Directive:
Could you copy every line from the material below in which "JSON" appears?

The input:
=-=-=-=-=
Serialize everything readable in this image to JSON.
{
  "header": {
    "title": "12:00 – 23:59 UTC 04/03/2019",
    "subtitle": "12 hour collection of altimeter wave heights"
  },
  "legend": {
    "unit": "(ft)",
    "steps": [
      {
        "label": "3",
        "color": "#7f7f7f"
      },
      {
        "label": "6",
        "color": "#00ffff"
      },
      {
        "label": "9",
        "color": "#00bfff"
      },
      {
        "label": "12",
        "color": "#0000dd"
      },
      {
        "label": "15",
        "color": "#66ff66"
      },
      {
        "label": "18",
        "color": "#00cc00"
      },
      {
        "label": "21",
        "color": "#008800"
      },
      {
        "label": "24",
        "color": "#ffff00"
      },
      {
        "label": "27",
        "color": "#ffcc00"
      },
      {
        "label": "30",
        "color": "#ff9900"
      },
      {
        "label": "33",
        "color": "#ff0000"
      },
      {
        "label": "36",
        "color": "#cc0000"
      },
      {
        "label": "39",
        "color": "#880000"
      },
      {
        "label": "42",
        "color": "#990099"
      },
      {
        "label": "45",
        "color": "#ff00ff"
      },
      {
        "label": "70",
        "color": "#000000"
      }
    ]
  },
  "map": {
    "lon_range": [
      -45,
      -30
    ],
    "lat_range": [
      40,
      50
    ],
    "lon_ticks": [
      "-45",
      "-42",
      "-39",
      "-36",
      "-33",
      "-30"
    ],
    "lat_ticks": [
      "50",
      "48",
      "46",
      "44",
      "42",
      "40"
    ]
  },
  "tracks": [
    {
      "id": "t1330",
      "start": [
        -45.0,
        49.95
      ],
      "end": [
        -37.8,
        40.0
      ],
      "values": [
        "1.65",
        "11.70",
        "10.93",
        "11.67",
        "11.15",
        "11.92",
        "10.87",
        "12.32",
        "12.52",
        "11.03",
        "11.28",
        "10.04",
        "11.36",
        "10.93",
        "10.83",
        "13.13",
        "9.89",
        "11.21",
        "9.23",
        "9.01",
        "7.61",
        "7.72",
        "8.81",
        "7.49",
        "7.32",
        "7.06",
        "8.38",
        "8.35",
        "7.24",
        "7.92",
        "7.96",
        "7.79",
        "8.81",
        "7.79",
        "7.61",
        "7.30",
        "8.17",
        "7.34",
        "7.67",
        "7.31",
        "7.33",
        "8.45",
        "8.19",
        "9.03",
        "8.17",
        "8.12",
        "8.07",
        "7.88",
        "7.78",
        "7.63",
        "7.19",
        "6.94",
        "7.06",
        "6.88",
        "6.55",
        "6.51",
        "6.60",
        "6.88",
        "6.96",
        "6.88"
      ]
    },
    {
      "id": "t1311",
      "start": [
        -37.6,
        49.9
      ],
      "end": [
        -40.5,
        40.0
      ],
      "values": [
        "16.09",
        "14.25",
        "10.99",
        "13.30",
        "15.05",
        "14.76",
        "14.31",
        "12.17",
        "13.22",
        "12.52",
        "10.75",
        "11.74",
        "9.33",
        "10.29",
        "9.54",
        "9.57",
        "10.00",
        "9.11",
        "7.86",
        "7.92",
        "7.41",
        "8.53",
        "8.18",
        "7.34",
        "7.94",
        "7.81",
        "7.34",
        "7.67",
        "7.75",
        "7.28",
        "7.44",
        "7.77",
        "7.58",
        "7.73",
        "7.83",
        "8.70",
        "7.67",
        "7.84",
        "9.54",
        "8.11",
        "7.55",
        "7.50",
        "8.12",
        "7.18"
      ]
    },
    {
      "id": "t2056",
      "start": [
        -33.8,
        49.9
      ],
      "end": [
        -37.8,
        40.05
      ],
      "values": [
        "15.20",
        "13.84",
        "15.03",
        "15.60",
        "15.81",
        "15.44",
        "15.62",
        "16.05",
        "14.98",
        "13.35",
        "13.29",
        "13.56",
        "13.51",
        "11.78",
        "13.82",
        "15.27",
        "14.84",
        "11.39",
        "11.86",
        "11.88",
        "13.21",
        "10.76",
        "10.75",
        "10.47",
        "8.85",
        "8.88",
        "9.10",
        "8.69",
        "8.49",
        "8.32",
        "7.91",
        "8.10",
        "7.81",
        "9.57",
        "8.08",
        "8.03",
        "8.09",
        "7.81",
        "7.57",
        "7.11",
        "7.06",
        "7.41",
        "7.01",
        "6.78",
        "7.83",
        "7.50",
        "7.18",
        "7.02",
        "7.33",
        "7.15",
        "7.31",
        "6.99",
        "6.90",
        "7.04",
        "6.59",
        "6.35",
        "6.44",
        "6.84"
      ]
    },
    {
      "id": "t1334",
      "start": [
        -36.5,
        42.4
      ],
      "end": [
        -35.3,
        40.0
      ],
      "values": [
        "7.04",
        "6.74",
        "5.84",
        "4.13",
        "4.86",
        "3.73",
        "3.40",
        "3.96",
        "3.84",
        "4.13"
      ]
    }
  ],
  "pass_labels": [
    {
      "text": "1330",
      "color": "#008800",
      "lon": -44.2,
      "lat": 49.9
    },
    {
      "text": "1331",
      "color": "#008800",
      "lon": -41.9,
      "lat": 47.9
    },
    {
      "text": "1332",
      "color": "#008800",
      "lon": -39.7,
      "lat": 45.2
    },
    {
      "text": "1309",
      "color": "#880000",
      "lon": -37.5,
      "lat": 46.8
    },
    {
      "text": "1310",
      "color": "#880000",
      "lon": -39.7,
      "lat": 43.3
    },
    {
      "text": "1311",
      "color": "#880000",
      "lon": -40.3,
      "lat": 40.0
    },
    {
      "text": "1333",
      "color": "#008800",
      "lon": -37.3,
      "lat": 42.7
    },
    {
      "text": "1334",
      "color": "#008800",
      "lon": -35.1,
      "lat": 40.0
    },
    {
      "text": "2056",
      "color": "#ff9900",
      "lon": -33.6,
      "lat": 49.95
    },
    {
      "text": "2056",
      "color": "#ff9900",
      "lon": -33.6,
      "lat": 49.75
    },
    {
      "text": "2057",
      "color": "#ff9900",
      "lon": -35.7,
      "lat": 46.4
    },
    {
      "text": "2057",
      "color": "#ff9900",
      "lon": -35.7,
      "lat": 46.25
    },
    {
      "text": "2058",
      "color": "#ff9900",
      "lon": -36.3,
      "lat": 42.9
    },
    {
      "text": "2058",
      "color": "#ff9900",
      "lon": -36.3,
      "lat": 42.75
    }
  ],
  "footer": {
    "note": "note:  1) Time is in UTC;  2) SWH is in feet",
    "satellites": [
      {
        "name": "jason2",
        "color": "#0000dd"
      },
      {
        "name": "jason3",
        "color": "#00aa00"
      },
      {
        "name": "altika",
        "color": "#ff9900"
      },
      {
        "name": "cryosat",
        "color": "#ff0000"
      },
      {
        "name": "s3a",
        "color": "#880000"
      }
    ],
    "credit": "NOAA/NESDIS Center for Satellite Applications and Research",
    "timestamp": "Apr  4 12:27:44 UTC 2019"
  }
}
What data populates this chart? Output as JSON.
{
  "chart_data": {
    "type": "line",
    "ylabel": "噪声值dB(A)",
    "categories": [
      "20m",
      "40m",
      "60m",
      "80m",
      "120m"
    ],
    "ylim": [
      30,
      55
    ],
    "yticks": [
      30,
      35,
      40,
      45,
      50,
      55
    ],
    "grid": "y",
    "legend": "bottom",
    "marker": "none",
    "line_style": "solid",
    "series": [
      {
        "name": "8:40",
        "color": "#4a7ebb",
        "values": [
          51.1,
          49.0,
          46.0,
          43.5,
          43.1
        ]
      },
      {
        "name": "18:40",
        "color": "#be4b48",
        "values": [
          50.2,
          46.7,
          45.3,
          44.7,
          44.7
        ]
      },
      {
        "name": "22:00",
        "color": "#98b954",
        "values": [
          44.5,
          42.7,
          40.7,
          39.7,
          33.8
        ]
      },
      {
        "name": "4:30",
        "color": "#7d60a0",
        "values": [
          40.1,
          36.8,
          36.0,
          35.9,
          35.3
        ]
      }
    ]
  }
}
=-=-=-=-=
Solved problem:
Serialize everything readable in this image to JSON.
What data populates this chart? Output as JSON.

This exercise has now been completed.